- **Instructions to follow**: All of the data below must be repeated exactly.

- **Supplied records**:
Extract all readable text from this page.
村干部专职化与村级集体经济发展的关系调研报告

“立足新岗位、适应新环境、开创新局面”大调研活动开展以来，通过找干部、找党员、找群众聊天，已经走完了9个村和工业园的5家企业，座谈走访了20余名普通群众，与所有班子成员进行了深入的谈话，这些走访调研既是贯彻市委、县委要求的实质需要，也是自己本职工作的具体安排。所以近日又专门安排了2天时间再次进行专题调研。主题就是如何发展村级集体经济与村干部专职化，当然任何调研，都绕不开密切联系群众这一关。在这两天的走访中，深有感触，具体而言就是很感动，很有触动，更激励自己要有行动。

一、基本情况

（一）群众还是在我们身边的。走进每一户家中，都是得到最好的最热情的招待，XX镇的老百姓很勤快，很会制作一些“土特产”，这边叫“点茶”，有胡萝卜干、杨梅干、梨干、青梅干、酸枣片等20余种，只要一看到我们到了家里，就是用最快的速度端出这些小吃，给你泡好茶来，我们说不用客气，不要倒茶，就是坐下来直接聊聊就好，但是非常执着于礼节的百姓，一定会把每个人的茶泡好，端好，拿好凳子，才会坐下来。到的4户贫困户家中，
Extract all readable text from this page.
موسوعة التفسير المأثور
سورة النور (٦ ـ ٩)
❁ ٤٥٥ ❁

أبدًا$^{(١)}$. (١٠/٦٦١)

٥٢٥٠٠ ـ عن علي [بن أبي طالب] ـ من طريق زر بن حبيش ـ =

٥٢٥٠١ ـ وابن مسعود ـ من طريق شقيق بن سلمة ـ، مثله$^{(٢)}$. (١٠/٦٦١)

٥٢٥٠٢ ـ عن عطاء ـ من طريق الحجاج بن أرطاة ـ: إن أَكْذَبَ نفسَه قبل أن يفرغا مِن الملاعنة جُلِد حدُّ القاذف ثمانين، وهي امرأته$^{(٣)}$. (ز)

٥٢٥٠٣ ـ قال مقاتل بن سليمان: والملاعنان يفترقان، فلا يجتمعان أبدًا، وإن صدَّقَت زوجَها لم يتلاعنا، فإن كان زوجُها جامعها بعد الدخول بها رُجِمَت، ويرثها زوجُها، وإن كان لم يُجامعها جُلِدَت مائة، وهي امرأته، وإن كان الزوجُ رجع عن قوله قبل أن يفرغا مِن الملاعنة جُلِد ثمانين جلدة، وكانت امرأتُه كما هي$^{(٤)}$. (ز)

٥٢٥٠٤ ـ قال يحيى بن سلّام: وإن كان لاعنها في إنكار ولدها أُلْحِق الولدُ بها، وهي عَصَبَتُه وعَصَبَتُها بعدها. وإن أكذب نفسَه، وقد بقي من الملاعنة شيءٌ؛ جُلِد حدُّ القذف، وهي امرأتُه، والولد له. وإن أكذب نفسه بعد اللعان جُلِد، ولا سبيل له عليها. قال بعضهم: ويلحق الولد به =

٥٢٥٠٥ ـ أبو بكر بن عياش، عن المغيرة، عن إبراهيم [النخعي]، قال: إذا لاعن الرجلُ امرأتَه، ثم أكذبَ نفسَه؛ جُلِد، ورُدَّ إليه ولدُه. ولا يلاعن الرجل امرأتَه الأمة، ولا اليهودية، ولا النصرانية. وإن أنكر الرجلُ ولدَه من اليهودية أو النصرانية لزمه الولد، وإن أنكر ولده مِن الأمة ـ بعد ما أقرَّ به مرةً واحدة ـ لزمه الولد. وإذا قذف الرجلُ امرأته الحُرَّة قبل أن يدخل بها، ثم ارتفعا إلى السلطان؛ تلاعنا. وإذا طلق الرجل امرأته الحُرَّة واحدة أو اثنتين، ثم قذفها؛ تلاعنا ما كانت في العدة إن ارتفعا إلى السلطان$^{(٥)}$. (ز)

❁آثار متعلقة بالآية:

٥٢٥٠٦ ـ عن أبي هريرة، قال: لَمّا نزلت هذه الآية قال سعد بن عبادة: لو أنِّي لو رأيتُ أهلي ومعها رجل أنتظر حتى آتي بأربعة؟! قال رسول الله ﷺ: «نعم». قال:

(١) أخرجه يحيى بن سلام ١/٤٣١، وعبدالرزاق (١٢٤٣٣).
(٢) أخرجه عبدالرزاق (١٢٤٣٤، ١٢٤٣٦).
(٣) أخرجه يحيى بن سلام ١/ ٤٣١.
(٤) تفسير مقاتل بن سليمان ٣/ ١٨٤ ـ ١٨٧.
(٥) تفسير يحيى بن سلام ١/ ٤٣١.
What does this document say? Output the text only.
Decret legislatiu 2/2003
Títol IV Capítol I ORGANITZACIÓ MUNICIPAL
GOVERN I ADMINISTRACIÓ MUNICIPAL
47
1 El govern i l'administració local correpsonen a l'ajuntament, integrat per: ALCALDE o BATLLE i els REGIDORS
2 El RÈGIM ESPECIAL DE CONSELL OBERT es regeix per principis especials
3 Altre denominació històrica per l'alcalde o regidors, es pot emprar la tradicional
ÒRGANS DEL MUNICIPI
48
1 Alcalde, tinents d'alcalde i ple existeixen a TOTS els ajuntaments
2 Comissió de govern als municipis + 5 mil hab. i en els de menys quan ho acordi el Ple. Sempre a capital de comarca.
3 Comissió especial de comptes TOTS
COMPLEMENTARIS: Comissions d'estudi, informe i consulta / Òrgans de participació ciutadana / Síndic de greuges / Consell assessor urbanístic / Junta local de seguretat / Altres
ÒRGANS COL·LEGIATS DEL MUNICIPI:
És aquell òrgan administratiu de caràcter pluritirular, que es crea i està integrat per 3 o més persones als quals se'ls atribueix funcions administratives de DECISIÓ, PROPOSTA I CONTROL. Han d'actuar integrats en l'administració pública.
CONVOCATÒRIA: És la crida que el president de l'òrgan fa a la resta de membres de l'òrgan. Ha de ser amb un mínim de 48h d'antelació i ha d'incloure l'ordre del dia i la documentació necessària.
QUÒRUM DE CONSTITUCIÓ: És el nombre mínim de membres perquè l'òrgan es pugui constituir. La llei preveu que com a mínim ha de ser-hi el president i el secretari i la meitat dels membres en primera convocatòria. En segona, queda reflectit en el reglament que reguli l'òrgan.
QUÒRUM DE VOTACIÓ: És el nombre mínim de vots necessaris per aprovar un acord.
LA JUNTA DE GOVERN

- **The solution**:
Extract all readable text from this page.
村干部专职化与村级集体经济发展的关系调研报告

“立足新岗位、适应新环境、开创新局面”大调研活动开展以来，通过找干部、找党员、找群众聊天，已经走完了9个村和工业园的5家企业，座谈走访了20余名普通群众，与所有班子成员进行了深入的谈话，这些走访调研既是贯彻市委、县委要求的实质需要，也是自己本职工作的具体安排。所以近日又专门安排了2天时间再次进行专题调研。主题就是如何发展村级集体经济与村干部专职化，当然任何调研，都绕不开密切联系群众这一关。在这两天的走访中，深有感触，具体而言就是很感动，很有触动，更激励自己要有行动。

一、基本情况

（一）群众还是在我们身边的。走进每一户家中，都是得到最好的最热情的招待，XX镇的老百姓很勤快，很会制作一些“土特产”，这边叫“点茶”，有胡萝卜干、杨梅干、梨干、青梅干、酸枣片等20余种，只要一看到我们到了家里，就是用最快的速度端出这些小吃，给你泡好茶来，我们说不用客气，不要倒茶，就是坐下来直接聊聊就好，但是非常执着于礼节的百姓，一定会把每个人的茶泡好，端好，拿好凳子，才会坐下来。到的4户贫困户家中，
Extract all readable text from this page.
موسوعة التفسير المأثور
سورة النور (٦ ـ ٩)
❁ ٤٥٥ ❁

أبدًا$^{(١)}$. (١٠/٦٦١)

٥٢٥٠٠ ـ عن علي [بن أبي طالب] ـ من طريق زر بن حبيش ـ =

٥٢٥٠١ ـ وابن مسعود ـ من طريق شقيق بن سلمة ـ، مثله$^{(٢)}$. (١٠/٦٦١)

٥٢٥٠٢ ـ عن عطاء ـ من طريق الحجاج بن أرطاة ـ: إن أَكْذَبَ نفسَه قبل أن يفرغا مِن الملاعنة جُلِد حدُّ القاذف ثمانين، وهي امرأته$^{(٣)}$. (ز)

٥٢٥٠٣ ـ قال مقاتل بن سليمان: والملاعنان يفترقان، فلا يجتمعان أبدًا، وإن صدَّقَت زوجَها لم يتلاعنا، فإن كان زوجُها جامعها بعد الدخول بها رُجِمَت، ويرثها زوجُها، وإن كان لم يُجامعها جُلِدَت مائة، وهي امرأته، وإن كان الزوجُ رجع عن قوله قبل أن يفرغا مِن الملاعنة جُلِد ثمانين جلدة، وكانت امرأتُه كما هي$^{(٤)}$. (ز)

٥٢٥٠٤ ـ قال يحيى بن سلّام: وإن كان لاعنها في إنكار ولدها أُلْحِق الولدُ بها، وهي عَصَبَتُه وعَصَبَتُها بعدها. وإن أكذب نفسَه، وقد بقي من الملاعنة شيءٌ؛ جُلِد حدُّ القذف، وهي امرأتُه، والولد له. وإن أكذب نفسه بعد اللعان جُلِد، ولا سبيل له عليها. قال بعضهم: ويلحق الولد به =

٥٢٥٠٥ ـ أبو بكر بن عياش، عن المغيرة، عن إبراهيم [النخعي]، قال: إذا لاعن الرجلُ امرأتَه، ثم أكذبَ نفسَه؛ جُلِد، ورُدَّ إليه ولدُه. ولا يلاعن الرجل امرأتَه الأمة، ولا اليهودية، ولا النصرانية. وإن أنكر الرجلُ ولدَه من اليهودية أو النصرانية لزمه الولد، وإن أنكر ولده مِن الأمة ـ بعد ما أقرَّ به مرةً واحدة ـ لزمه الولد. وإذا قذف الرجلُ امرأته الحُرَّة قبل أن يدخل بها، ثم ارتفعا إلى السلطان؛ تلاعنا. وإذا طلق الرجل امرأته الحُرَّة واحدة أو اثنتين، ثم قذفها؛ تلاعنا ما كانت في العدة إن ارتفعا إلى السلطان$^{(٥)}$. (ز)

❁آثار متعلقة بالآية:

٥٢٥٠٦ ـ عن أبي هريرة، قال: لَمّا نزلت هذه الآية قال سعد بن عبادة: لو أنِّي لو رأيتُ أهلي ومعها رجل أنتظر حتى آتي بأربعة؟! قال رسول الله ﷺ: «نعم». قال:

(١) أخرجه يحيى بن سلام ١/٤٣١، وعبدالرزاق (١٢٤٣٣).
(٢) أخرجه عبدالرزاق (١٢٤٣٤، ١٢٤٣٦).
(٣) أخرجه يحيى بن سلام ١/ ٤٣١.
(٤) تفسير مقاتل بن سليمان ٣/ ١٨٤ ـ ١٨٧.
(٥) تفسير يحيى بن سلام ١/ ٤٣١.
What does this document say? Output the text only.
Decret legislatiu 2/2003
Títol IV Capítol I ORGANITZACIÓ MUNICIPAL
GOVERN I ADMINISTRACIÓ MUNICIPAL
47
1 El govern i l'administració local correpsonen a l'ajuntament, integrat per: ALCALDE o BATLLE i els REGIDORS
2 El RÈGIM ESPECIAL DE CONSELL OBERT es regeix per principis especials
3 Altre denominació històrica per l'alcalde o regidors, es pot emprar la tradicional
ÒRGANS DEL MUNICIPI
48
1 Alcalde, tinents d'alcalde i ple existeixen a TOTS els ajuntaments
2 Comissió de govern als municipis + 5 mil hab. i en els de menys quan ho acordi el Ple. Sempre a capital de comarca.
3 Comissió especial de comptes TOTS
COMPLEMENTARIS: Comissions d'estudi, informe i consulta / Òrgans de participació ciutadana / Síndic de greuges / Consell assessor urbanístic / Junta local de seguretat / Altres
ÒRGANS COL·LEGIATS DEL MUNICIPI:
És aquell òrgan administratiu de caràcter pluritirular, que es crea i està integrat per 3 o més persones als quals se'ls atribueix funcions administratives de DECISIÓ, PROPOSTA I CONTROL. Han d'actuar integrats en l'administració pública.
CONVOCATÒRIA: És la crida que el president de l'òrgan fa a la resta de membres de l'òrgan. Ha de ser amb un mínim de 48h d'antelació i ha d'incloure l'ordre del dia i la documentació necessària.
QUÒRUM DE CONSTITUCIÓ: És el nombre mínim de membres perquè l'òrgan es pugui constituir. La llei preveu que com a mínim ha de ser-hi el president i el secretari i la meitat dels membres en primera convocatòria. En segona, queda reflectit en el reglament que reguli l'òrgan.
QUÒRUM DE VOTACIÓ: És el nombre mínim de vots necessaris per aprovar un acord.
LA JUNTA DE GOVERN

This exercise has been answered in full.